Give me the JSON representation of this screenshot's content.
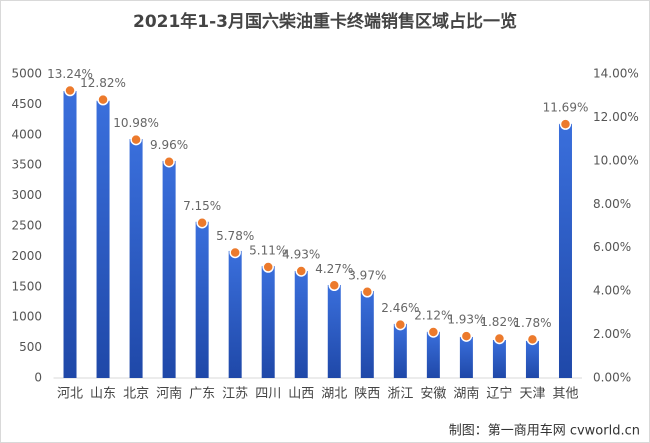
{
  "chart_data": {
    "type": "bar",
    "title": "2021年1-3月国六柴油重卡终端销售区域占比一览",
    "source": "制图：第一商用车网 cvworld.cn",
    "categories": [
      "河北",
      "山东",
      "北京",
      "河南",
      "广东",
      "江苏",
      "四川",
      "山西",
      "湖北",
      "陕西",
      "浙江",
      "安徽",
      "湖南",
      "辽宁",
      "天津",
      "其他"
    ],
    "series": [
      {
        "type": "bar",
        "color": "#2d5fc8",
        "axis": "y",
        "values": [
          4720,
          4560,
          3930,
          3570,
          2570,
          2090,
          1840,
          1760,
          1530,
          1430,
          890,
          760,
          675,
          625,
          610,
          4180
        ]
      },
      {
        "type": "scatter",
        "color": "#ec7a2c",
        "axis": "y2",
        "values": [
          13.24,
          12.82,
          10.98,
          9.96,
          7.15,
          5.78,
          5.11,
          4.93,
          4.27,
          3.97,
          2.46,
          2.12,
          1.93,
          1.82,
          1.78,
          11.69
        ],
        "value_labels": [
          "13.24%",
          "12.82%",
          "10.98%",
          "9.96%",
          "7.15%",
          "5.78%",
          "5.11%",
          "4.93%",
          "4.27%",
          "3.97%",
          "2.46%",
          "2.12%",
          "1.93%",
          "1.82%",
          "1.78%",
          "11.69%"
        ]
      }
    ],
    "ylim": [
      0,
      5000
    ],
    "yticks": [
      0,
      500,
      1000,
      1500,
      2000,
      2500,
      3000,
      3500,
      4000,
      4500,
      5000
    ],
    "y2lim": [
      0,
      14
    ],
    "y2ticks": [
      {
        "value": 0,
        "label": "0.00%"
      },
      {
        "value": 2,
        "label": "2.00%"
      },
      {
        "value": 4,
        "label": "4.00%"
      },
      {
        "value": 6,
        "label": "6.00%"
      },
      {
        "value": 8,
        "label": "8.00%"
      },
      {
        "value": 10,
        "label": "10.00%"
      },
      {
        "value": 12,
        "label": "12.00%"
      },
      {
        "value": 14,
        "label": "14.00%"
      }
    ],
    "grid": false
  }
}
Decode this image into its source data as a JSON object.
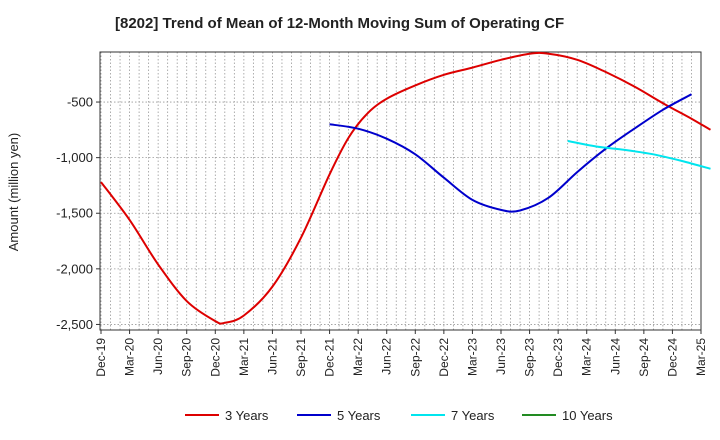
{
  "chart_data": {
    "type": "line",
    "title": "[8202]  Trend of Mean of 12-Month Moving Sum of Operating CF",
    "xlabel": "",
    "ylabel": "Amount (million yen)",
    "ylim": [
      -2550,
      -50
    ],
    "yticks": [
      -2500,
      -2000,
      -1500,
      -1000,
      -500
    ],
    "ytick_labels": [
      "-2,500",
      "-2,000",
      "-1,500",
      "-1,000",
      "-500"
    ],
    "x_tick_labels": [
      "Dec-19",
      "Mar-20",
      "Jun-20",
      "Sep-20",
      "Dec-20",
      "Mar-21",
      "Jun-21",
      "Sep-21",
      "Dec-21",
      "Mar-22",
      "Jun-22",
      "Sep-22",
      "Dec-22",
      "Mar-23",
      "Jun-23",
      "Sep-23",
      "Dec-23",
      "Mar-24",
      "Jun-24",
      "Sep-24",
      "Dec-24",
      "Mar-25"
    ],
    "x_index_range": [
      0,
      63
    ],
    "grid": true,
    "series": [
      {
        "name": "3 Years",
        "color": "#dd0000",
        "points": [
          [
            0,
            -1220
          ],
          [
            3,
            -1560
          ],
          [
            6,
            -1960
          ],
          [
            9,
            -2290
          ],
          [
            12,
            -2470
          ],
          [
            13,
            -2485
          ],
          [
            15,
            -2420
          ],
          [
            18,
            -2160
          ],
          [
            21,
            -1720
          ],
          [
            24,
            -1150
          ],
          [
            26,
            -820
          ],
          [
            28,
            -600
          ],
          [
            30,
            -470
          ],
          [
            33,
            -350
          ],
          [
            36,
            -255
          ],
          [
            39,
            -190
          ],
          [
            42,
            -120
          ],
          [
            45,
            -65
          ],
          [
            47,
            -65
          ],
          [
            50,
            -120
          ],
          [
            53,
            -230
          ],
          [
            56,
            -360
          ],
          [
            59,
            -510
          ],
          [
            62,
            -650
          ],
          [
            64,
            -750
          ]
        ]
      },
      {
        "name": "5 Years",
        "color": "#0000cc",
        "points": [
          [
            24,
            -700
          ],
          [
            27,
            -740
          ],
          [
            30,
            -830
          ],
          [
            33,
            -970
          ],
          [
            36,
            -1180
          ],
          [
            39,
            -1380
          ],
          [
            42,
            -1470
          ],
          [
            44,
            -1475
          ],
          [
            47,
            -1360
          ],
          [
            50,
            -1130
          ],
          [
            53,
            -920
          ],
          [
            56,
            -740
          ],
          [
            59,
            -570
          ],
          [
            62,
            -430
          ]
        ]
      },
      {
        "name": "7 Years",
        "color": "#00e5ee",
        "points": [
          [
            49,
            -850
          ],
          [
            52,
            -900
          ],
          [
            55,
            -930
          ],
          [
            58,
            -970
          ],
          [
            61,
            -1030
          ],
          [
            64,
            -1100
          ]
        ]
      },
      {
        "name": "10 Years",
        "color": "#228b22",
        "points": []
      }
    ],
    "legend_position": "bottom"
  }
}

+++++

* [Exercise prompt]: Transcribe all entries above exactly. Drop the pictures.

* [Task answer]:
Give me the JSON representation of this screenshot's content.
{
  "chart_data": {
    "type": "bar",
    "title": "2021年1-3月国六柴油重卡终端销售区域占比一览",
    "source": "制图：第一商用车网 cvworld.cn",
    "categories": [
      "河北",
      "山东",
      "北京",
      "河南",
      "广东",
      "江苏",
      "四川",
      "山西",
      "湖北",
      "陕西",
      "浙江",
      "安徽",
      "湖南",
      "辽宁",
      "天津",
      "其他"
    ],
    "series": [
      {
        "type": "bar",
        "color": "#2d5fc8",
        "axis": "y",
        "values": [
          4720,
          4560,
          3930,
          3570,
          2570,
          2090,
          1840,
          1760,
          1530,
          1430,
          890,
          760,
          675,
          625,
          610,
          4180
        ]
      },
      {
        "type": "scatter",
        "color": "#ec7a2c",
        "axis": "y2",
        "values": [
          13.24,
          12.82,
          10.98,
          9.96,
          7.15,
          5.78,
          5.11,
          4.93,
          4.27,
          3.97,
          2.46,
          2.12,
          1.93,
          1.82,
          1.78,
          11.69
        ],
        "value_labels": [
          "13.24%",
          "12.82%",
          "10.98%",
          "9.96%",
          "7.15%",
          "5.78%",
          "5.11%",
          "4.93%",
          "4.27%",
          "3.97%",
          "2.46%",
          "2.12%",
          "1.93%",
          "1.82%",
          "1.78%",
          "11.69%"
        ]
      }
    ],
    "ylim": [
      0,
      5000
    ],
    "yticks": [
      0,
      500,
      1000,
      1500,
      2000,
      2500,
      3000,
      3500,
      4000,
      4500,
      5000
    ],
    "y2lim": [
      0,
      14
    ],
    "y2ticks": [
      {
        "value": 0,
        "label": "0.00%"
      },
      {
        "value": 2,
        "label": "2.00%"
      },
      {
        "value": 4,
        "label": "4.00%"
      },
      {
        "value": 6,
        "label": "6.00%"
      },
      {
        "value": 8,
        "label": "8.00%"
      },
      {
        "value": 10,
        "label": "10.00%"
      },
      {
        "value": 12,
        "label": "12.00%"
      },
      {
        "value": 14,
        "label": "14.00%"
      }
    ],
    "grid": false
  }
}
Decode this image into its source data as a JSON object.
{
  "chart_data": {
    "type": "line",
    "title": "[8202]  Trend of Mean of 12-Month Moving Sum of Operating CF",
    "xlabel": "",
    "ylabel": "Amount (million yen)",
    "ylim": [
      -2550,
      -50
    ],
    "yticks": [
      -2500,
      -2000,
      -1500,
      -1000,
      -500
    ],
    "ytick_labels": [
      "-2,500",
      "-2,000",
      "-1,500",
      "-1,000",
      "-500"
    ],
    "x_tick_labels": [
      "Dec-19",
      "Mar-20",
      "Jun-20",
      "Sep-20",
      "Dec-20",
      "Mar-21",
      "Jun-21",
      "Sep-21",
      "Dec-21",
      "Mar-22",
      "Jun-22",
      "Sep-22",
      "Dec-22",
      "Mar-23",
      "Jun-23",
      "Sep-23",
      "Dec-23",
      "Mar-24",
      "Jun-24",
      "Sep-24",
      "Dec-24",
      "Mar-25"
    ],
    "x_index_range": [
      0,
      63
    ],
    "grid": true,
    "series": [
      {
        "name": "3 Years",
        "color": "#dd0000",
        "points": [
          [
            0,
            -1220
          ],
          [
            3,
            -1560
          ],
          [
            6,
            -1960
          ],
          [
            9,
            -2290
          ],
          [
            12,
            -2470
          ],
          [
            13,
            -2485
          ],
          [
            15,
            -2420
          ],
          [
            18,
            -2160
          ],
          [
            21,
            -1720
          ],
          [
            24,
            -1150
          ],
          [
            26,
            -820
          ],
          [
            28,
            -600
          ],
          [
            30,
            -470
          ],
          [
            33,
            -350
          ],
          [
            36,
            -255
          ],
          [
            39,
            -190
          ],
          [
            42,
            -120
          ],
          [
            45,
            -65
          ],
          [
            47,
            -65
          ],
          [
            50,
            -120
          ],
          [
            53,
            -230
          ],
          [
            56,
            -360
          ],
          [
            59,
            -510
          ],
          [
            62,
            -650
          ],
          [
            64,
            -750
          ]
        ]
      },
      {
        "name": "5 Years",
        "color": "#0000cc",
        "points": [
          [
            24,
            -700
          ],
          [
            27,
            -740
          ],
          [
            30,
            -830
          ],
          [
            33,
            -970
          ],
          [
            36,
            -1180
          ],
          [
            39,
            -1380
          ],
          [
            42,
            -1470
          ],
          [
            44,
            -1475
          ],
          [
            47,
            -1360
          ],
          [
            50,
            -1130
          ],
          [
            53,
            -920
          ],
          [
            56,
            -740
          ],
          [
            59,
            -570
          ],
          [
            62,
            -430
          ]
        ]
      },
      {
        "name": "7 Years",
        "color": "#00e5ee",
        "points": [
          [
            49,
            -850
          ],
          [
            52,
            -900
          ],
          [
            55,
            -930
          ],
          [
            58,
            -970
          ],
          [
            61,
            -1030
          ],
          [
            64,
            -1100
          ]
        ]
      },
      {
        "name": "10 Years",
        "color": "#228b22",
        "points": []
      }
    ],
    "legend_position": "bottom"
  }
}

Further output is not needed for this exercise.